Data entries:
· · · · · · ·

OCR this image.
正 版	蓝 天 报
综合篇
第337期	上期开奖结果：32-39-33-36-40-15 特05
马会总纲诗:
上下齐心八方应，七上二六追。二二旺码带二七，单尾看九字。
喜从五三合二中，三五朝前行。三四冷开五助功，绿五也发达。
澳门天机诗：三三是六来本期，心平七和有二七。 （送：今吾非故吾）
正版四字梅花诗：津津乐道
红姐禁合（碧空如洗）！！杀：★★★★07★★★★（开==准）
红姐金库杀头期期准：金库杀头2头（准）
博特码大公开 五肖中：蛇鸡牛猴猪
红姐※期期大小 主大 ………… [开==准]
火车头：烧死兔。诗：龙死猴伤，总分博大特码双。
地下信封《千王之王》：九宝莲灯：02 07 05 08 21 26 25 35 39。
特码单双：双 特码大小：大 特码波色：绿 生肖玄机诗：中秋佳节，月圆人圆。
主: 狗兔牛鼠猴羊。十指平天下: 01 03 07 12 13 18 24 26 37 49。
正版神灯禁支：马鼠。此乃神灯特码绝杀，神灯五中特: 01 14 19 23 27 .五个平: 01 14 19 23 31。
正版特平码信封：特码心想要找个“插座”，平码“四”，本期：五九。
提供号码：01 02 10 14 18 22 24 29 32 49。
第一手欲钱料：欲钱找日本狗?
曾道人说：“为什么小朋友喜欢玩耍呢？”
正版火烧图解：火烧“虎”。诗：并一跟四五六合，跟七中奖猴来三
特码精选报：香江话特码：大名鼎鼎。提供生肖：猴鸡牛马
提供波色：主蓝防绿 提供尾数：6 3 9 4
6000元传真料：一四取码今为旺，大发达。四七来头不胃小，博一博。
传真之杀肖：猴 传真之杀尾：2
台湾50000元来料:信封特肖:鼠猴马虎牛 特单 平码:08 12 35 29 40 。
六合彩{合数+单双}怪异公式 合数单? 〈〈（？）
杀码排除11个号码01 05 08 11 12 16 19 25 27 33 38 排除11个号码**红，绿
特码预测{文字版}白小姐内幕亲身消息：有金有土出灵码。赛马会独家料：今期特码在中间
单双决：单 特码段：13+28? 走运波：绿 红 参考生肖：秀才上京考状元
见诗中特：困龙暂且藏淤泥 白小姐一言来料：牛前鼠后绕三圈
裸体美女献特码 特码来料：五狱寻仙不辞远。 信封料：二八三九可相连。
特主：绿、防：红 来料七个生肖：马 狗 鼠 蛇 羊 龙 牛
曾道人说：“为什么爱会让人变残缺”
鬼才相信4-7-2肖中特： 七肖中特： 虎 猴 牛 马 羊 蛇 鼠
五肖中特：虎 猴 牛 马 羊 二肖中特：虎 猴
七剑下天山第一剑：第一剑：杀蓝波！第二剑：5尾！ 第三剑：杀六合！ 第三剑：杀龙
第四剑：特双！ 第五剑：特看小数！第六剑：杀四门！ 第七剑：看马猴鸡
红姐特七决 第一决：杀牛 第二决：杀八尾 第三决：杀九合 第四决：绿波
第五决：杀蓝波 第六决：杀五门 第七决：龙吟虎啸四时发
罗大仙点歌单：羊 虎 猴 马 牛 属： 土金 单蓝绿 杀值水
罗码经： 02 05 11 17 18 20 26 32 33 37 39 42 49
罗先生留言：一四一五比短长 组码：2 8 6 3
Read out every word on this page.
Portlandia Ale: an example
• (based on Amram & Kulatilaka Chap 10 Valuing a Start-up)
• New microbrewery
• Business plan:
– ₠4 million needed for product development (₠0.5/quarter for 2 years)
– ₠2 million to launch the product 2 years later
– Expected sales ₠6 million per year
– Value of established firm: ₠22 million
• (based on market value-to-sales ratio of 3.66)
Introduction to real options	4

· · · · · · ·

Exercise aim: Word for word, write out the data.

Response for this exercise:
OCR this image.
正 版	蓝 天 报
综合篇
第337期	上期开奖结果：32-39-33-36-40-15 特05
马会总纲诗:
上下齐心八方应，七上二六追。二二旺码带二七，单尾看九字。
喜从五三合二中，三五朝前行。三四冷开五助功，绿五也发达。
澳门天机诗：三三是六来本期，心平七和有二七。 （送：今吾非故吾）
正版四字梅花诗：津津乐道
红姐禁合（碧空如洗）！！杀：★★★★07★★★★（开==准）
红姐金库杀头期期准：金库杀头2头（准）
博特码大公开 五肖中：蛇鸡牛猴猪
红姐※期期大小 主大 ………… [开==准]
火车头：烧死兔。诗：龙死猴伤，总分博大特码双。
地下信封《千王之王》：九宝莲灯：02 07 05 08 21 26 25 35 39。
特码单双：双 特码大小：大 特码波色：绿 生肖玄机诗：中秋佳节，月圆人圆。
主: 狗兔牛鼠猴羊。十指平天下: 01 03 07 12 13 18 24 26 37 49。
正版神灯禁支：马鼠。此乃神灯特码绝杀，神灯五中特: 01 14 19 23 27 .五个平: 01 14 19 23 31。
正版特平码信封：特码心想要找个“插座”，平码“四”，本期：五九。
提供号码：01 02 10 14 18 22 24 29 32 49。
第一手欲钱料：欲钱找日本狗?
曾道人说：“为什么小朋友喜欢玩耍呢？”
正版火烧图解：火烧“虎”。诗：并一跟四五六合，跟七中奖猴来三
特码精选报：香江话特码：大名鼎鼎。提供生肖：猴鸡牛马
提供波色：主蓝防绿 提供尾数：6 3 9 4
6000元传真料：一四取码今为旺，大发达。四七来头不胃小，博一博。
传真之杀肖：猴 传真之杀尾：2
台湾50000元来料:信封特肖:鼠猴马虎牛 特单 平码:08 12 35 29 40 。
六合彩{合数+单双}怪异公式 合数单? 〈〈（？）
杀码排除11个号码01 05 08 11 12 16 19 25 27 33 38 排除11个号码**红，绿
特码预测{文字版}白小姐内幕亲身消息：有金有土出灵码。赛马会独家料：今期特码在中间
单双决：单 特码段：13+28? 走运波：绿 红 参考生肖：秀才上京考状元
见诗中特：困龙暂且藏淤泥 白小姐一言来料：牛前鼠后绕三圈
裸体美女献特码 特码来料：五狱寻仙不辞远。 信封料：二八三九可相连。
特主：绿、防：红 来料七个生肖：马 狗 鼠 蛇 羊 龙 牛
曾道人说：“为什么爱会让人变残缺”
鬼才相信4-7-2肖中特： 七肖中特： 虎 猴 牛 马 羊 蛇 鼠
五肖中特：虎 猴 牛 马 羊 二肖中特：虎 猴
七剑下天山第一剑：第一剑：杀蓝波！第二剑：5尾！ 第三剑：杀六合！ 第三剑：杀龙
第四剑：特双！ 第五剑：特看小数！第六剑：杀四门！ 第七剑：看马猴鸡
红姐特七决 第一决：杀牛 第二决：杀八尾 第三决：杀九合 第四决：绿波
第五决：杀蓝波 第六决：杀五门 第七决：龙吟虎啸四时发
罗大仙点歌单：羊 虎 猴 马 牛 属： 土金 单蓝绿 杀值水
罗码经： 02 05 11 17 18 20 26 32 33 37 39 42 49
罗先生留言：一四一五比短长 组码：2 8 6 3
Read out every word on this page.
Portlandia Ale: an example
• (based on Amram & Kulatilaka Chap 10 Valuing a Start-up)
• New microbrewery
• Business plan:
– ₠4 million needed for product development (₠0.5/quarter for 2 years)
– ₠2 million to launch the product 2 years later
– Expected sales ₠6 million per year
– Value of established firm: ₠22 million
• (based on market value-to-sales ratio of 3.66)
Introduction to real options	4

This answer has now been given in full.